▸ Records to use
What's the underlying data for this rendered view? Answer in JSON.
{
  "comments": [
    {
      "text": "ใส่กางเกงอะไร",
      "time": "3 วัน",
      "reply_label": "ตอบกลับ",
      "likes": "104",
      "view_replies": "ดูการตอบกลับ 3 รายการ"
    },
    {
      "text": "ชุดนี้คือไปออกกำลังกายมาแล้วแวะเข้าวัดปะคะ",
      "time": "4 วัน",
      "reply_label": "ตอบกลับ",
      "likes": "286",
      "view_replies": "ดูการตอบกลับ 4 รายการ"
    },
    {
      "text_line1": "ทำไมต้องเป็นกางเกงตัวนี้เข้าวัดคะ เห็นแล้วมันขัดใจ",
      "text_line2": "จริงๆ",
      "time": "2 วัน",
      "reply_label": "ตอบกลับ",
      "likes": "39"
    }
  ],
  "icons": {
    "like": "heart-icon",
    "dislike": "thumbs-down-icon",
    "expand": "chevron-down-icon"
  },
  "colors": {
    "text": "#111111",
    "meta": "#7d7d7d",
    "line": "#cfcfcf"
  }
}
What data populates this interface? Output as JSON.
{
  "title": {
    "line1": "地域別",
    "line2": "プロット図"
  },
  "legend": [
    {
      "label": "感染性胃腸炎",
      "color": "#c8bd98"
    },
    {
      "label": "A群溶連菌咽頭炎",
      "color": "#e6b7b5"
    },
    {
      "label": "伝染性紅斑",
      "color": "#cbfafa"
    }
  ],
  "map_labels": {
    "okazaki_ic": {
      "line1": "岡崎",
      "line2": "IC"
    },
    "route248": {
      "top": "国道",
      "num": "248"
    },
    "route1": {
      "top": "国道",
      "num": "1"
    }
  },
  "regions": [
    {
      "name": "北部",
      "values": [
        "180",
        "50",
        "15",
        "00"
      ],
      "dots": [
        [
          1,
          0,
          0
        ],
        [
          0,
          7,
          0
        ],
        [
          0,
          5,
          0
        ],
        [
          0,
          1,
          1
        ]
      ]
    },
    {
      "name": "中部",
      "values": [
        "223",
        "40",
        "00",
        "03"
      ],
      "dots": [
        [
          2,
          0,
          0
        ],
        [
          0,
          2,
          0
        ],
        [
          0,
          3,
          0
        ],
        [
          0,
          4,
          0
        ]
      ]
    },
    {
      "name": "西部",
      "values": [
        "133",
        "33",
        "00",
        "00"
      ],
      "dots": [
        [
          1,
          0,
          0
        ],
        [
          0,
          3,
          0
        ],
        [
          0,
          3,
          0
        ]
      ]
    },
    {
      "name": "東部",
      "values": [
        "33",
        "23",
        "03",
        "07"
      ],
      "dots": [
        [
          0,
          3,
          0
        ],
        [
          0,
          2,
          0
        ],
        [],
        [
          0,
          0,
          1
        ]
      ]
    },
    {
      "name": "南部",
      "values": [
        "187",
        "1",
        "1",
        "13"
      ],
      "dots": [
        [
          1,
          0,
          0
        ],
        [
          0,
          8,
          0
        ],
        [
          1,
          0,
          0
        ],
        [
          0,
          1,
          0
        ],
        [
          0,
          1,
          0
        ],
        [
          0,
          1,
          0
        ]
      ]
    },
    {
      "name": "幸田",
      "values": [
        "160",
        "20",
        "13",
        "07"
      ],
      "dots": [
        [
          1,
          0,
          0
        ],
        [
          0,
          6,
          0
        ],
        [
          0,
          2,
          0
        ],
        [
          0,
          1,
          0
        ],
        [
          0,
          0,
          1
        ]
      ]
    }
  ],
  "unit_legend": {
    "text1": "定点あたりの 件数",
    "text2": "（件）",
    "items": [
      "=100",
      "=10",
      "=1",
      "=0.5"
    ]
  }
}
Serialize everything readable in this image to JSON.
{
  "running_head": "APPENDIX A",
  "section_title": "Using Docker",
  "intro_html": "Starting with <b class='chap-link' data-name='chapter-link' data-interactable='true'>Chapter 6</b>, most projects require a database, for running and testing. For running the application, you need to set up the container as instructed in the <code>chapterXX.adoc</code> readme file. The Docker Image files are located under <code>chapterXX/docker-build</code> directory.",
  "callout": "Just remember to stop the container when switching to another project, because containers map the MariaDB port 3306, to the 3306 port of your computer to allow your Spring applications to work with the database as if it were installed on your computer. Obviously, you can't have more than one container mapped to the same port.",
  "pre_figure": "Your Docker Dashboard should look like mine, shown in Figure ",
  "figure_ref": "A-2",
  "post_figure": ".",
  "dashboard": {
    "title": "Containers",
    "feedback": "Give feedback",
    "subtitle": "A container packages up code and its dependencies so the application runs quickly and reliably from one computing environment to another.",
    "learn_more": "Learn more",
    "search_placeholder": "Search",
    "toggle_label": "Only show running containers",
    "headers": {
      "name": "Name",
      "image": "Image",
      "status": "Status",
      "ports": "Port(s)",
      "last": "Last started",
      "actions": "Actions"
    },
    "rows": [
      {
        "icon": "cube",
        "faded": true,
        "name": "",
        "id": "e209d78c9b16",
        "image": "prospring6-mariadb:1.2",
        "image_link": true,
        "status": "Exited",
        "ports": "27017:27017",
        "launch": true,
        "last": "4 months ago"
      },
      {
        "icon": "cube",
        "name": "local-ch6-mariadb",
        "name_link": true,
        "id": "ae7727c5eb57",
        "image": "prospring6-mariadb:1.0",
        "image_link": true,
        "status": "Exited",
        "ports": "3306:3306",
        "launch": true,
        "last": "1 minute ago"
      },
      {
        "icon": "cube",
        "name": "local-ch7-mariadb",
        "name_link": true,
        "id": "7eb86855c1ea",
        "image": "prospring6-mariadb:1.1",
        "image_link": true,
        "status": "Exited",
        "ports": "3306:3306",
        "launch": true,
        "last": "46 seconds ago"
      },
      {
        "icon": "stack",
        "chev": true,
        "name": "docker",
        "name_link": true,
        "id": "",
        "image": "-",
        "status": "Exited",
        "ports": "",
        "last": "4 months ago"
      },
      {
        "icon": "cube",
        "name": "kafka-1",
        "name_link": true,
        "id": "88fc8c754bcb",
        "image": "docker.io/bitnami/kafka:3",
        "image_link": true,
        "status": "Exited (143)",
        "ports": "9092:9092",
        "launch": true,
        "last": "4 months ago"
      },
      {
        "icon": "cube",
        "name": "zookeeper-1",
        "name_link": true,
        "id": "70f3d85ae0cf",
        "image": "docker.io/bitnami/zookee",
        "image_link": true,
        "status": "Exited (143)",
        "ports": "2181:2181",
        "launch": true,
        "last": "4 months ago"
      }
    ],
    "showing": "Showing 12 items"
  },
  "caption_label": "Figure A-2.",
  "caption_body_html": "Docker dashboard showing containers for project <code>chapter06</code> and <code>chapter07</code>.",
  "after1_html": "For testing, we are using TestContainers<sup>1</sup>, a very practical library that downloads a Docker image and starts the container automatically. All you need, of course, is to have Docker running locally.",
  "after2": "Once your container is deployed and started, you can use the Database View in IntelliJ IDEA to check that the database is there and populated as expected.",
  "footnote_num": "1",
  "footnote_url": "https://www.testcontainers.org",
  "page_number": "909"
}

▸ Stated goal
Using the material above, count the lines containing the word "JSON". Reply with the number alone.

▸ Response to this exercise
3